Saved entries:
= = = =
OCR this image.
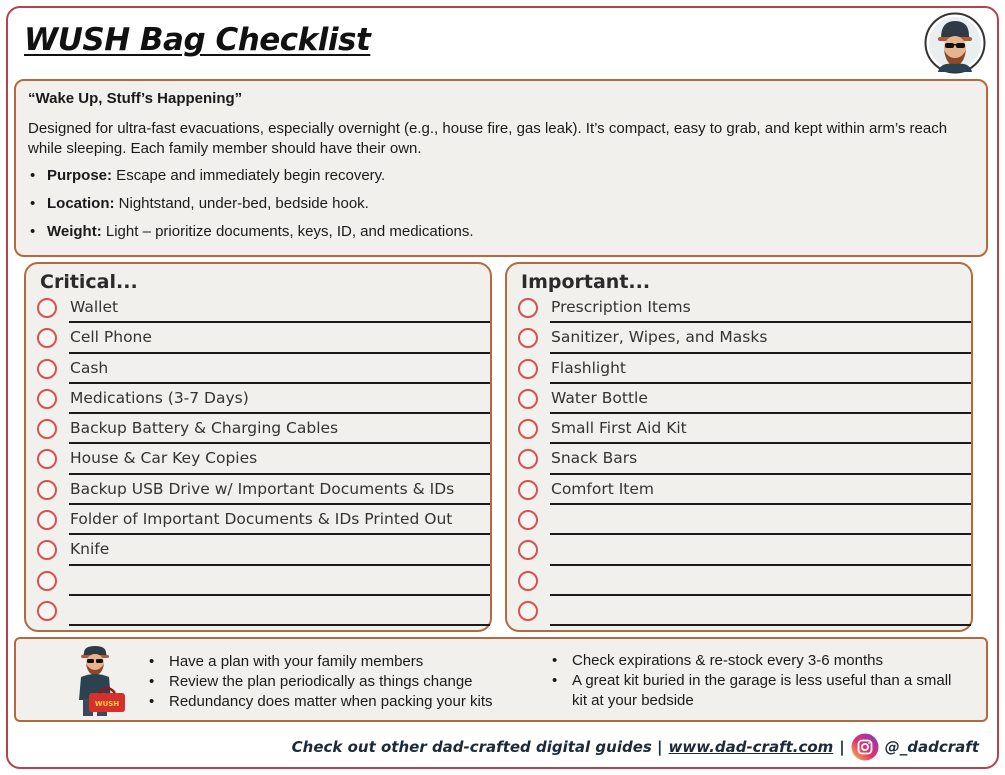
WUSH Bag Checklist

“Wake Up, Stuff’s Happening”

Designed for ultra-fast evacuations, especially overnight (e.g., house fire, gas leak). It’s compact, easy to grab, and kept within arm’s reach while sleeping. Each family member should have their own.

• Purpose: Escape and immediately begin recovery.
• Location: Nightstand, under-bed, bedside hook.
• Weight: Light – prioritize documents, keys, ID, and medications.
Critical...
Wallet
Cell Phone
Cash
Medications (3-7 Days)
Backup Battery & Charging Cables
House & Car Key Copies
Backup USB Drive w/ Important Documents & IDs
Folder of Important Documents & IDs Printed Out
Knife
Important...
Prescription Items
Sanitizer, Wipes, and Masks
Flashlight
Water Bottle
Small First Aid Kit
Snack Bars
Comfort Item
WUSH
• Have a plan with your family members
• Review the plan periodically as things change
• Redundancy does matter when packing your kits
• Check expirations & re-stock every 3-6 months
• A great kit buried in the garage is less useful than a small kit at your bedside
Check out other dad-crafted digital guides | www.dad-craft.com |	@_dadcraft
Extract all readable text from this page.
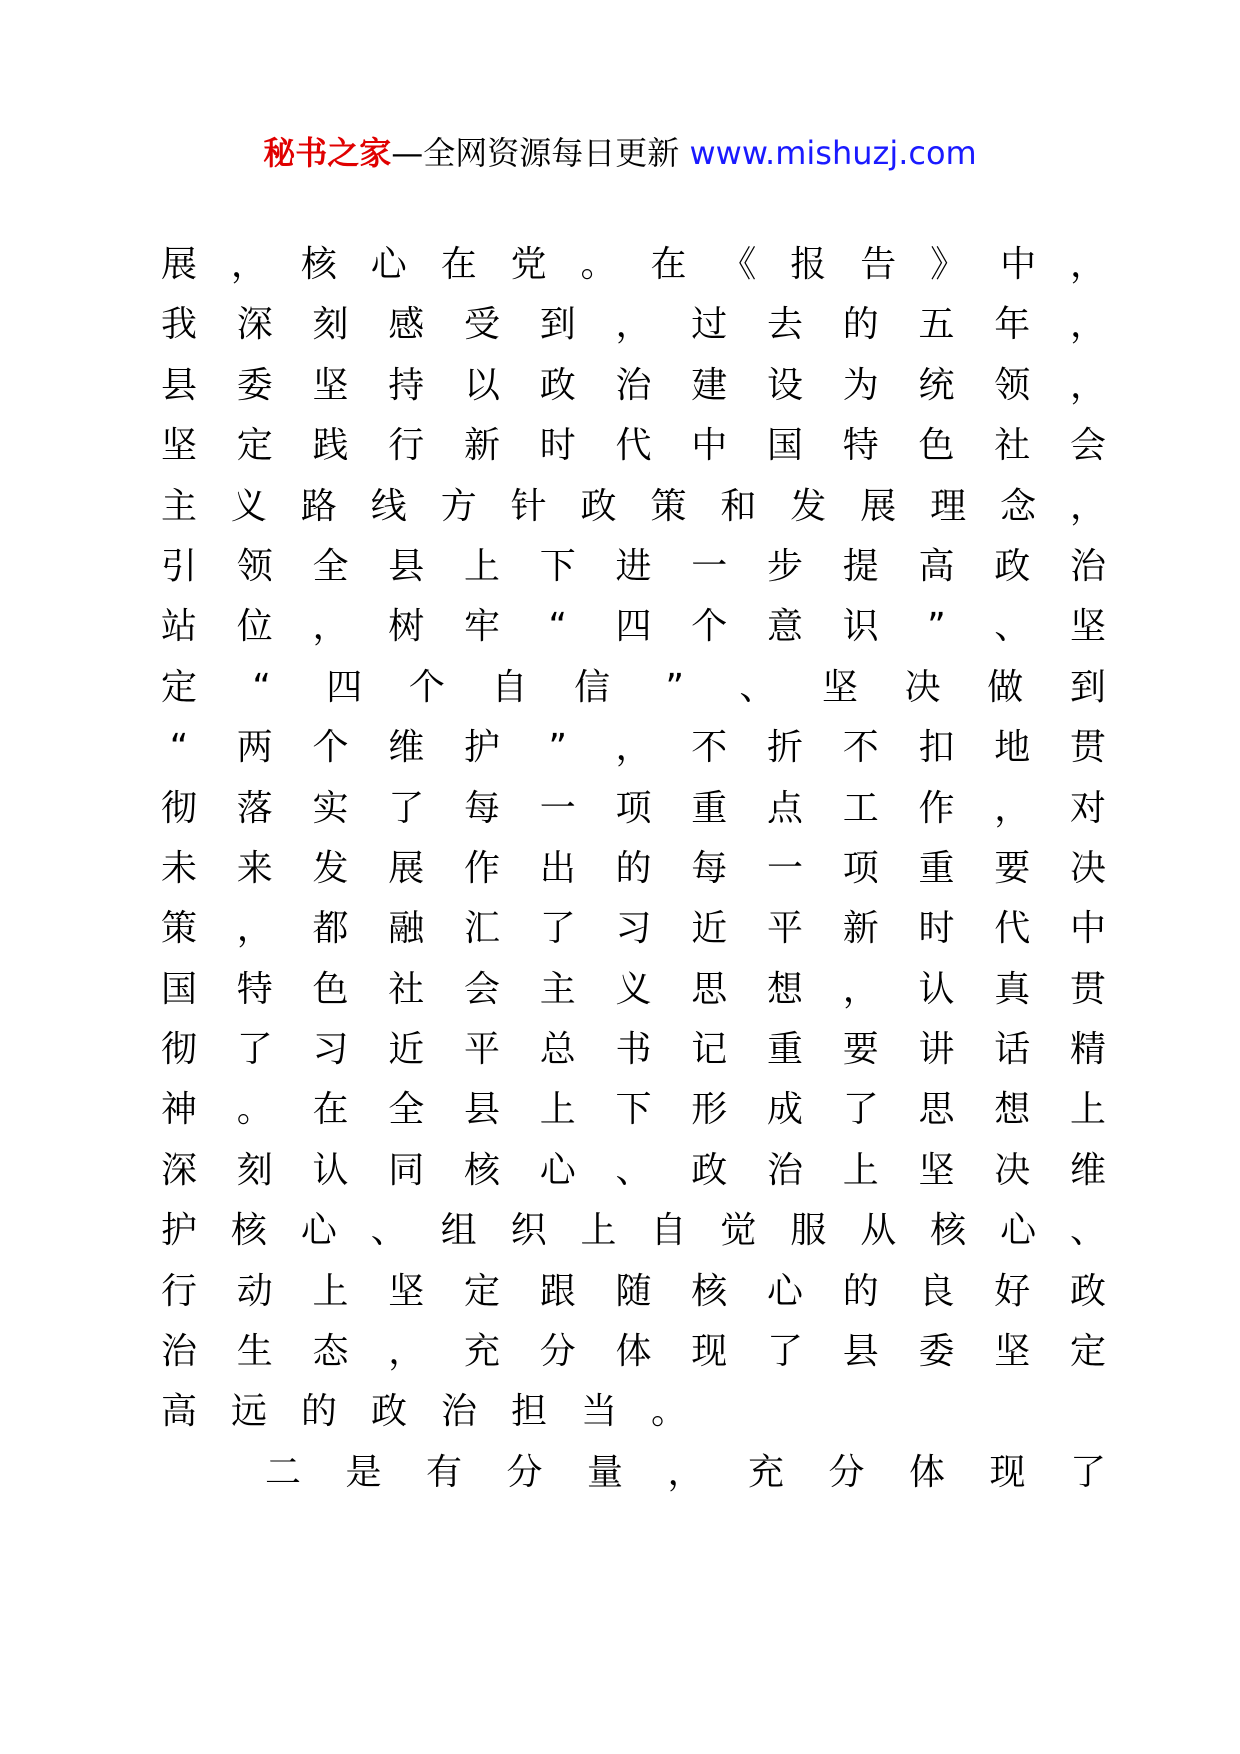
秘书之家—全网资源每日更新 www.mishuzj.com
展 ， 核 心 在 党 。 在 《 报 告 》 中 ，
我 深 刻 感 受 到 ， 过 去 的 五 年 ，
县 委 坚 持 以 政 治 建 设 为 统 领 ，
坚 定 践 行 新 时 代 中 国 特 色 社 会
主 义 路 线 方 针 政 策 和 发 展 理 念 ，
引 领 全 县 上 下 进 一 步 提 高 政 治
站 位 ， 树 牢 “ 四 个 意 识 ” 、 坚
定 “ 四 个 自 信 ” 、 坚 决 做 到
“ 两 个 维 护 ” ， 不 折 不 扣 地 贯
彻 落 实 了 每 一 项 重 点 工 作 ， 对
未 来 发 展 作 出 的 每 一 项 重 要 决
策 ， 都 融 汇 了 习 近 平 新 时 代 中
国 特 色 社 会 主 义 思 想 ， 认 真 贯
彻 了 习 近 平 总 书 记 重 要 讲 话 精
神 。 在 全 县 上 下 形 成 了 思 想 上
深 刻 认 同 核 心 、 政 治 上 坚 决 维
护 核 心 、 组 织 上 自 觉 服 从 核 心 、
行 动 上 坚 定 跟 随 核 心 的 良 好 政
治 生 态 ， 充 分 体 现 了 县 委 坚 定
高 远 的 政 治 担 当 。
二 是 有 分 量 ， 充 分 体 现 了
= = = =
### WHAT IS BEING ASKED
Extract the run of lines from the line holding "Extract all readable text from this page." through the final line of the material above, exactly and inclusively. Leave the pictures behind.

### ANSWER TO THE TASK
Extract all readable text from this page.
秘书之家—全网资源每日更新 www.mishuzj.com
展 ， 核 心 在 党 。 在 《 报 告 》 中 ，
我 深 刻 感 受 到 ， 过 去 的 五 年 ，
县 委 坚 持 以 政 治 建 设 为 统 领 ，
坚 定 践 行 新 时 代 中 国 特 色 社 会
主 义 路 线 方 针 政 策 和 发 展 理 念 ，
引 领 全 县 上 下 进 一 步 提 高 政 治
站 位 ， 树 牢 “ 四 个 意 识 ” 、 坚
定 “ 四 个 自 信 ” 、 坚 决 做 到
“ 两 个 维 护 ” ， 不 折 不 扣 地 贯
彻 落 实 了 每 一 项 重 点 工 作 ， 对
未 来 发 展 作 出 的 每 一 项 重 要 决
策 ， 都 融 汇 了 习 近 平 新 时 代 中
国 特 色 社 会 主 义 思 想 ， 认 真 贯
彻 了 习 近 平 总 书 记 重 要 讲 话 精
神 。 在 全 县 上 下 形 成 了 思 想 上
深 刻 认 同 核 心 、 政 治 上 坚 决 维
护 核 心 、 组 织 上 自 觉 服 从 核 心 、
行 动 上 坚 定 跟 随 核 心 的 良 好 政
治 生 态 ， 充 分 体 现 了 县 委 坚 定
高 远 的 政 治 担 当 。
二 是 有 分 量 ， 充 分 体 现 了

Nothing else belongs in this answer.